— Excerto da página —
Fed tenta uma subida de taxas mais dovish: primeiras reações das gestoras internacionais

Jerome Powell
Jerome Powell. Créditos: Cedida (Fed)

A única alternativa. A Reserva Federal aumentou as taxas em 25 pontos base na reunião de março e deu a entender que haverá mais uma subida este ano. Na sua primeira reunião desde que a crise de confiança eclodiu no setor bancário americano e europeu, o banco central andou na corda bamba. Entre mudar rápido demais ou correr o risco de quebrar algo sério na luta contra a inflação. No final, a decisão foi unânime entre o Fed Board (FOMC).

E, na opinião das gestoras, a escolha foi a certa. E quase a única que podia tomar. “Embora a crise bancária regional tenha dado motivos para uma pausa, o sistema financeiro assenta na confiança. A mudança de rumo pode criar a perceção de que os problemas do sistema bancário são mais sistemáticos”, explica Michelle Cluever, estratega de portefólios da Global X. Eva Sun-Wai, gestora da equipa de Dívida Pública na M&G Investments, concorda: “Desta forma, reconheceram que isso é um sinal de que uma política monetária mais ajustada está a infiltrar-se na economia, mas que ainda não fizeram o suficiente para levar a inflação até ao seu objetivo”.

— Dados de origem —
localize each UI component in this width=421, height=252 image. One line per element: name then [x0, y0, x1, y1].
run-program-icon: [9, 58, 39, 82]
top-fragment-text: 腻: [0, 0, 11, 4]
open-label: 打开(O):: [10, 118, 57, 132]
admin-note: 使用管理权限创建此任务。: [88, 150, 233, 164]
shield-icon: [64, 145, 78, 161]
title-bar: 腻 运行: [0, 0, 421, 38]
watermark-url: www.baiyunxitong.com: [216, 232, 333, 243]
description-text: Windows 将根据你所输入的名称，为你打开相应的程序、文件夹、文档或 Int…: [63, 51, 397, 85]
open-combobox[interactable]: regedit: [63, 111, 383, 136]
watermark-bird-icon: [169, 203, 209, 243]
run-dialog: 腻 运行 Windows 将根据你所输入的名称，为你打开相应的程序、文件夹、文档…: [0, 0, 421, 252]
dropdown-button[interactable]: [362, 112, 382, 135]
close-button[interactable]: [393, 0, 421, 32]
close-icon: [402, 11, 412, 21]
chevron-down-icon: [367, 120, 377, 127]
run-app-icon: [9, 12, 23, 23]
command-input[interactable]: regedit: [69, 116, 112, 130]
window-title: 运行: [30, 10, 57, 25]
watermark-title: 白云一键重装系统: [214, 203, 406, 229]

— Exercício proposto 1 —
No excerto sobre a Reserva Federal, em quantos pontos base foram aumentadas as taxas na reunião de março?
— Exercício proposto 2 —
Copie todas as linhas do Bloco 1, sem alterar nada.
O excerto e as linhas não têm qualquer relação entre si.

— Resposta do exercício 1 —
Em 25 pontos base.

— Resposta do exercício 2 —
localize each UI component in this width=421, height=252 image. One line per element: name then [x0, y0, x1, y1].
run-program-icon: [9, 58, 39, 82]
top-fragment-text: 腻: [0, 0, 11, 4]
open-label: 打开(O):: [10, 118, 57, 132]
admin-note: 使用管理权限创建此任务。: [88, 150, 233, 164]
shield-icon: [64, 145, 78, 161]
title-bar: 腻 运行: [0, 0, 421, 38]
watermark-url: www.baiyunxitong.com: [216, 232, 333, 243]
description-text: Windows 将根据你所输入的名称，为你打开相应的程序、文件夹、文档或 Int…: [63, 51, 397, 85]
open-combobox[interactable]: regedit: [63, 111, 383, 136]
watermark-bird-icon: [169, 203, 209, 243]
run-dialog: 腻 运行 Windows 将根据你所输入的名称，为你打开相应的程序、文件夹、文档…: [0, 0, 421, 252]
dropdown-button[interactable]: [362, 112, 382, 135]
close-button[interactable]: [393, 0, 421, 32]
close-icon: [402, 11, 412, 21]
chevron-down-icon: [367, 120, 377, 127]
run-app-icon: [9, 12, 23, 23]
command-input[interactable]: regedit: [69, 116, 112, 130]
window-title: 运行: [30, 10, 57, 25]
watermark-title: 白云一键重装系统: [214, 203, 406, 229]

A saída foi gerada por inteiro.